**Texto de leitura**
::::

Naquela manhã, o Rio estava envolvido numa tênue neblina, que escondia o edifício de “A Noite”, na Praça Mauá. Perto dali, um jovem maranhense, de 19 anos, chegava à cidade e desembarcava no Cais do Porto. Como na toada famosa do sanfoneiro Luiz Gonzaga, ele vinha num Ita do Norte, dando adeus a Belém do Pará, graças a uma passagem que a soprano Bidu Sayão conseguira para ele junto ao prefeito paraense Antônio Lemos. O moço de São Luís, com seus amigos Nélio Reis e Dante Costa, descia as escadas do navio com 100 mil réis no bolso, trazendo na mala uma fatiota branca, seus livros, muitos projetos e sonhos.


Assim chegava ao Rio Josué Montello. Ele era apenas mais um personagem no extenso fabulário daquela nossa comum geração de jovens nordestinos nômades, que emigravam de suas terras secas para batalhar por um lugar ao sol na selva das grandes cidades.


Hospedou-se numa pensão em Botafogo, que se anunciava muito silenciosa. Mas ao abrir a janela, entendeu aquela promessa de silêncio: é que se estendia, abaixo, o cemitério de São João Batista, justamente onde foi enterrado na semana passada.


Em seguida, Josué freqüentou a Livraria José Olympio, na Rua do Ouvidor, onde se envolveu com Graciliano Ramos, José Lins do Rêgo, Peregrino Júnior, Múcio Leão, Cyro dos Anjos, Aurélio Buarque, Manuel Bandeira, Luís Viana, Otávio Tarquínio e Lúcia Miguel Pereira. E já era, então, um leitor de Gide, Balzac, Stendhal, Proust e Victor Hugo, tão calado e tão recluso quanto o “Dom Casmurro”, do nosso Machado.


Certo dia, através de Guimarães Rosa, recebeu um convite do chanceler João Neves da Fontoura para ser professor de estudos brasileiros na universidade peruana de São Marcos. E já lá estava quando foi convidado por Viriato Corrêa para candidatar-se à Academia Brasileira de Letras.

::::

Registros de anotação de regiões
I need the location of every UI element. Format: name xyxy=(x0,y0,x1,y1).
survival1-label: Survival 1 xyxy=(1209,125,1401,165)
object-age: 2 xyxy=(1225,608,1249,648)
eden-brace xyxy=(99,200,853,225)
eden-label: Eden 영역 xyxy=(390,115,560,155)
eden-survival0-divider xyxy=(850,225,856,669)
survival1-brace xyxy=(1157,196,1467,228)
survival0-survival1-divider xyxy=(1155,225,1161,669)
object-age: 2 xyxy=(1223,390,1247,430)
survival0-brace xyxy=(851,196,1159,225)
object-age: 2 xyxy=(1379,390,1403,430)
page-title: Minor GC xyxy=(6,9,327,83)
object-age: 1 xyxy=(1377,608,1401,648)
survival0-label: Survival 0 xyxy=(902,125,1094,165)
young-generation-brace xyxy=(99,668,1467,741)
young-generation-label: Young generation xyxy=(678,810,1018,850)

::::

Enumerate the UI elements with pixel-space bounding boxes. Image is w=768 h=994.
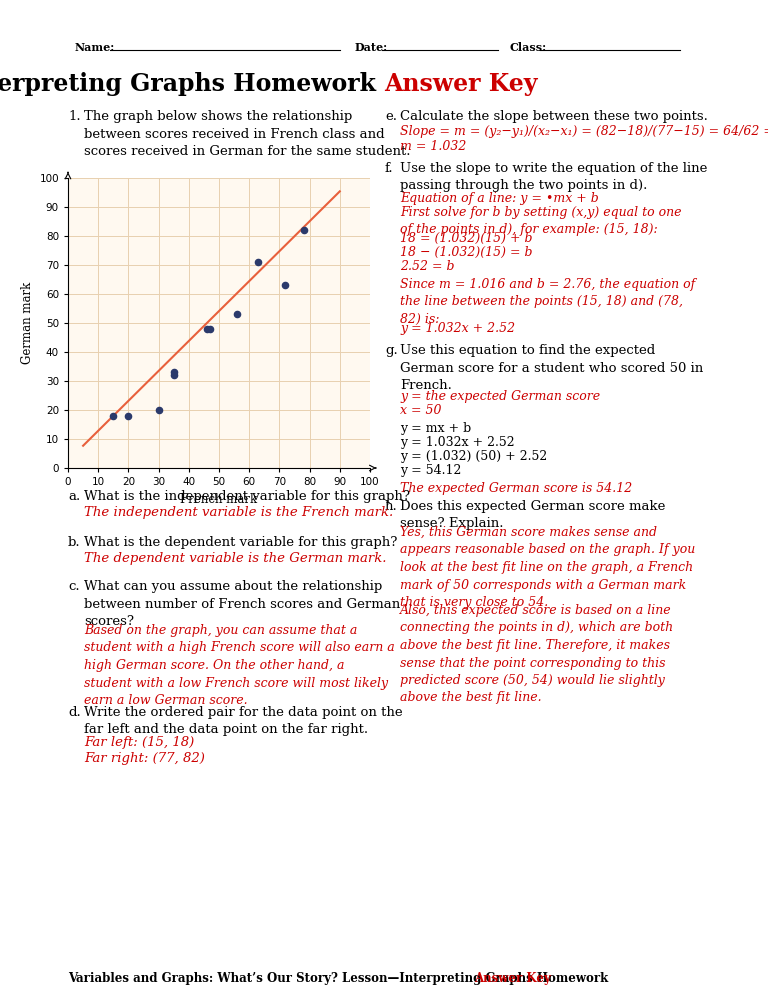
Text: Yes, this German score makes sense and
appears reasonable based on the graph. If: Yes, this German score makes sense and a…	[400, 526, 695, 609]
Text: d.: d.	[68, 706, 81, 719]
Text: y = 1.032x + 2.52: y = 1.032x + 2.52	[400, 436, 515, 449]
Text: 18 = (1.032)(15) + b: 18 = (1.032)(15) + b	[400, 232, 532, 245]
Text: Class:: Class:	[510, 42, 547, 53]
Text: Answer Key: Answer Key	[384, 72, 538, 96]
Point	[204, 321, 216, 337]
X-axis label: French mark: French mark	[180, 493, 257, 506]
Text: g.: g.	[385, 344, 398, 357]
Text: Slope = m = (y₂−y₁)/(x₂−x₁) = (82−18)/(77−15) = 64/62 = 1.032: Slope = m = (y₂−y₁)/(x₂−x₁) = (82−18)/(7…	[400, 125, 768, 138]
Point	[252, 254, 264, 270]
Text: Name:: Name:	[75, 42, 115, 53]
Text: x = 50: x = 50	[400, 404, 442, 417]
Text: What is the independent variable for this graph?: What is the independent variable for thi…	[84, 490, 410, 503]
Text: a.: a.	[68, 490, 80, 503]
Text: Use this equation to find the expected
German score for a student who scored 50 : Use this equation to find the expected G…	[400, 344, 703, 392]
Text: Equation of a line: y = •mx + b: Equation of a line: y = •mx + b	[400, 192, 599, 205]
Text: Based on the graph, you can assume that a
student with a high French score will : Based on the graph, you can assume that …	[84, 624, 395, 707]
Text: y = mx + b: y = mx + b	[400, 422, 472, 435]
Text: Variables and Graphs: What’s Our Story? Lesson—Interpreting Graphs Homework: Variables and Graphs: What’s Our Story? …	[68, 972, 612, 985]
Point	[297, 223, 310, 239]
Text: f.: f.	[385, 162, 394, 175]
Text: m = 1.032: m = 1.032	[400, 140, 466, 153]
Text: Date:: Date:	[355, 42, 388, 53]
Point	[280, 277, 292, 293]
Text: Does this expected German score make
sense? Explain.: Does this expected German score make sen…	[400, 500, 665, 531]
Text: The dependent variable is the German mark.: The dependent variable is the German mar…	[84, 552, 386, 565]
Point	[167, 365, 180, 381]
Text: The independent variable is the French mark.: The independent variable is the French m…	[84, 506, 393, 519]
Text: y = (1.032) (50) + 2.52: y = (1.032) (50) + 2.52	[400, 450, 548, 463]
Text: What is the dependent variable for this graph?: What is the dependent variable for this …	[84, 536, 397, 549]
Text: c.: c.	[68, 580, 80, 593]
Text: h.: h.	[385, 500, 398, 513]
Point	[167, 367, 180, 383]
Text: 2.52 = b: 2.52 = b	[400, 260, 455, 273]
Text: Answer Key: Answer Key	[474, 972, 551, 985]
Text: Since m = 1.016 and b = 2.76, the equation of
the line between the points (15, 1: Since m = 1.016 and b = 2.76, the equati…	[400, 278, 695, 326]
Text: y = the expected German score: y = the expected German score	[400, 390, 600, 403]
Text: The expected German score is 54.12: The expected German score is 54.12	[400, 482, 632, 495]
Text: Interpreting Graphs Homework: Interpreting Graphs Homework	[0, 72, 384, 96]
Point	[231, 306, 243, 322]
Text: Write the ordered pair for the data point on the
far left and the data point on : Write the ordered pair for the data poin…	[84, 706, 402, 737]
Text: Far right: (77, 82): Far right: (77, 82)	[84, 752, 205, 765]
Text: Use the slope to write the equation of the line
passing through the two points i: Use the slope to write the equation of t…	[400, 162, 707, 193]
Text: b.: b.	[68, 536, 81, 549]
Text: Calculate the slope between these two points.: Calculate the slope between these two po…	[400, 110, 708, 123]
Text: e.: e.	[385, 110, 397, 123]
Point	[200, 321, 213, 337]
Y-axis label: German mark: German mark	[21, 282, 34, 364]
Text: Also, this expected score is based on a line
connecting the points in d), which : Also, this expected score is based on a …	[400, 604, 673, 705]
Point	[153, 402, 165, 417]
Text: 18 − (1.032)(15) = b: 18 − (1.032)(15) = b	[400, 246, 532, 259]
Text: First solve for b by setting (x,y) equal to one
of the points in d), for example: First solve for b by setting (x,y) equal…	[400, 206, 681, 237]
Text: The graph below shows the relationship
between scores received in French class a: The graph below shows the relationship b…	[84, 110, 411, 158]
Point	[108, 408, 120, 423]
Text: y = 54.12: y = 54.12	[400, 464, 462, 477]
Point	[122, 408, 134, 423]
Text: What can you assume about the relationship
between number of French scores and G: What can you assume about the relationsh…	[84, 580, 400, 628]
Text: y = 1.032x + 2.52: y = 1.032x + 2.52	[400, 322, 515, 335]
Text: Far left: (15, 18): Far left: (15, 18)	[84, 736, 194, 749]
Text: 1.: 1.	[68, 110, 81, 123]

::::

**Exercício proposto A**
Enumere os autores de quem, segundo o texto sobre Josué Montello, ele já era leitor quando frequentava a Livraria José Olympio.
**Exercício proposto B**
Reescreva as entradas da linha com "Text: Yes, this German score makes sense and" até a linha com "Text: Based on", substituindo "German" por "Spanish" e mantendo todo o resto igual.

**Resposta escrita A**
Gide, Balzac, Stendhal, Proust e Victor Hugo.

**Resposta escrita B**
Text: Yes, this Spanish score makes sense and
appears reasonable based on the graph. If: Yes, this Spanish score makes sense and a…	[400, 526, 695, 609]
Text: d.: d.	[68, 706, 81, 719]
Text: y = 1.032x + 2.52: y = 1.032x + 2.52	[400, 436, 515, 449]
Text: 18 = (1.032)(15) + b: 18 = (1.032)(15) + b	[400, 232, 532, 245]
Text: Class:: Class:	[510, 42, 547, 53]
Text: Answer Key: Answer Key	[384, 72, 538, 96]
Point	[204, 321, 216, 337]
X-axis label: French mark: French mark	[180, 493, 257, 506]
Text: g.: g.	[385, 344, 398, 357]
Text: Slope = m = (y₂−y₁)/(x₂−x₁) = (82−18)/(77−15) = 64/62 = 1.032: Slope = m = (y₂−y₁)/(x₂−x₁) = (82−18)/(7…	[400, 125, 768, 138]
Point	[252, 254, 264, 270]
Text: Name:: Name:	[75, 42, 115, 53]
Text: x = 50: x = 50	[400, 404, 442, 417]
Text: What is the independent variable for this graph?: What is the independent variable for thi…	[84, 490, 410, 503]
Text: a.: a.	[68, 490, 80, 503]
Text: Use this equation to find the expected
Spanish score for a student who scored 50 : Use this equation to find the expected G…	[400, 344, 703, 392]
Text: Equation of a line: y = •mx + b: Equation of a line: y = •mx + b	[400, 192, 599, 205]
Text: Based on the graph, you can assume that a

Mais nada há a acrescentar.